**What needs to be done:** Check each line of the records below and collect those that include the word "każdym".

**Materials provided:**
******************************

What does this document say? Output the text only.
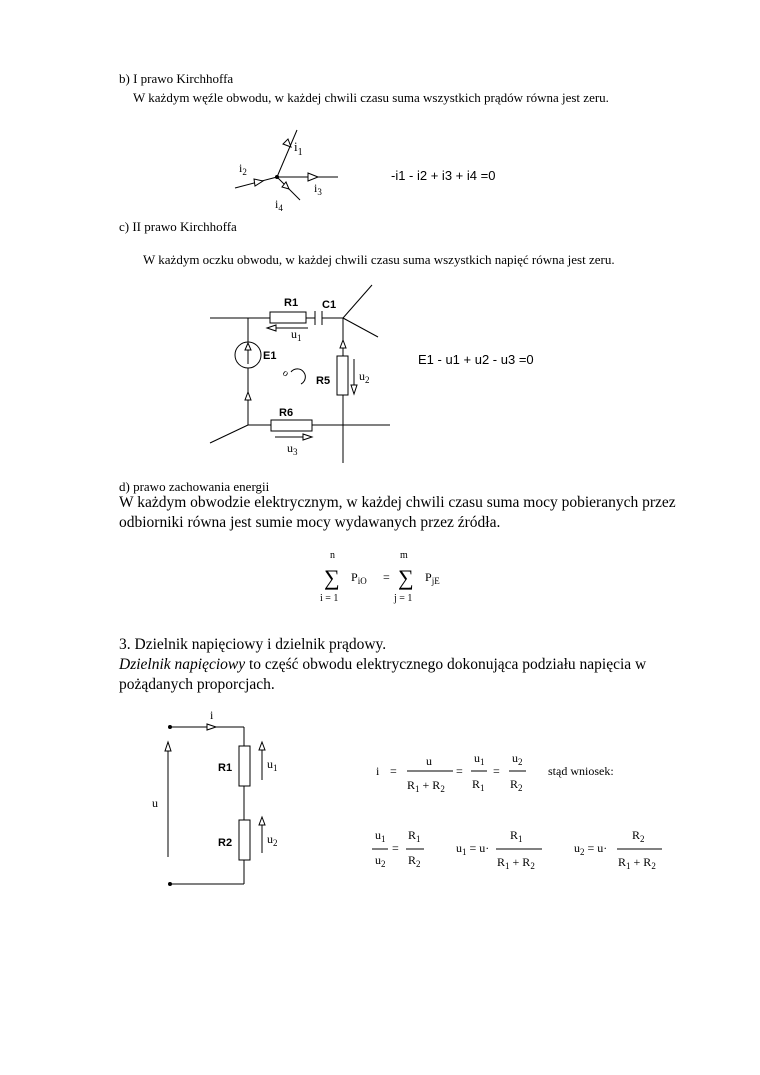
b) I prawo Kirchhoffa
W każdym węźle obwodu, w każdej chwili czasu suma wszystkich prądów równa jest zeru.
$i_1$
$i_2$
$i_3$
$i_4$
-i1 - i2 + i3 + i4 =0
c) II prawo Kirchhoffa
W każdym oczku obwodu, w każdej chwili czasu suma wszystkich napięć równa jest zeru.
R1 C1
E1
R5
R6
$u_1$
$u_2$
$u_3$
o
E1 - u1 + u2 - u3 =0
d) prawo zachowania energii
W każdym obwodzie elektrycznym, w każdej chwili czasu suma mocy pobieranych przez
odbiorniki równa jest sumie mocy wydawanych przez źródła.
n
∑
i = 1
$P_{iO}$ =
m
∑
j = 1
$P_{jE}$
3. Dzielnik napięciowy i dzielnik prądowy.
Dzielnik napięciowy to część obwodu elektrycznego dokonująca podziału napięcia w
pożądanych proporcjach.
i
u
R1
R2
$u_1$
$u_2$
i =
u
$R_1 + R_2$
=
$u_1$
$R_1$
=
$u_2$
$R_2$
stąd wniosek:
$u_1$
$u_2$
=
$R_1$
$R_2$
$u_1 = u\cdot$
$R_1$
$R_1 + R_2$
$u_2 = u\cdot$
$R_2$
$R_1 + R_2$
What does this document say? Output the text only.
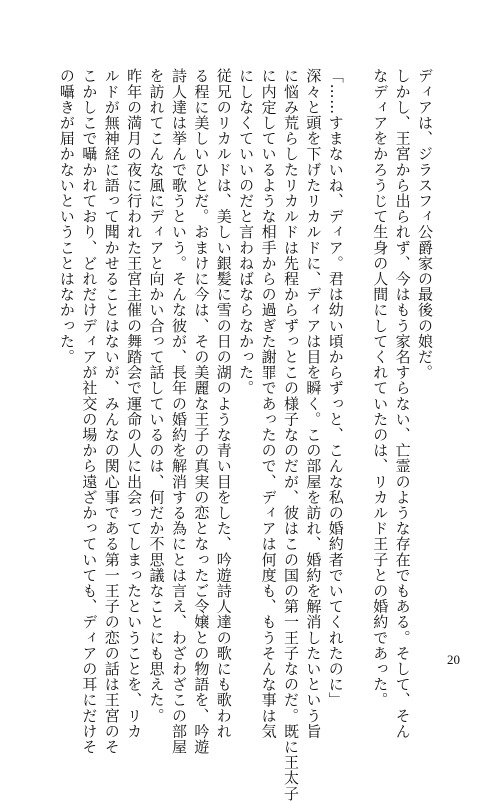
ディアは、ジラスフィ公爵家の最後の娘だ。
しかし、王宮から出られず、今はもう家名すらない、亡霊のような存在でもある。そして、そん
なディアをかろうじて生身の人間にしてくれていたのは、リカルド王子との婚約であった。
「……すまないね、ディア。君は幼い頃からずっと、こんな私の婚約者でいてくれたのに」
深々と頭を下げたリカルドに、ディアは目を瞬く。この部屋を訪れ、婚約を解消したいという旨
に悩み荒らしたリカルドは先程からずっとこの様子なのだが、彼はこの国の第一王子なのだ。既に王太子
に内定しているような相手からの過ぎた謝罪であったので、ディアは何度も、もうそんな事は気
にしなくていいのだと言わねばならなかった。
従兄のリカルドは、美しい銀髪に雪の日の湖のような青い目をした、吟遊詩人達の歌にも歌われ
る程に美しいひとだ。おまけに今は、その美麗な王子の真実の恋となったご令嬢との物語を、吟遊
詩人達は挙んで歌うという。そんな彼が、長年の婚約を解消する為にとは言え、わざわざこの部屋
を訪れてこんな風にディアと向かい合って話しているのは、何だか不思議なことにも思えた。
昨年の満月の夜に行われた王宮主催の舞踏会で運命の人に出会ってしまったということを、リカ
ルドが無神経に語って聞かせることはないが、みんなの関心事である第一王子の恋の話は王宮のそ
こかしこで囁かれており、どれだけディアが社交の場から遠ざかっていても、ディアの耳にだけそ
の囁きが届かないということはなかった。
20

******************************

**Task result:**
W każdym węźle obwodu, w każdej chwili czasu suma wszystkich prądów równa jest zeru.
W każdym oczku obwodu, w każdej chwili czasu suma wszystkich napięć równa jest zeru.
W każdym obwodzie elektrycznym, w każdej chwili czasu suma mocy pobieranych przez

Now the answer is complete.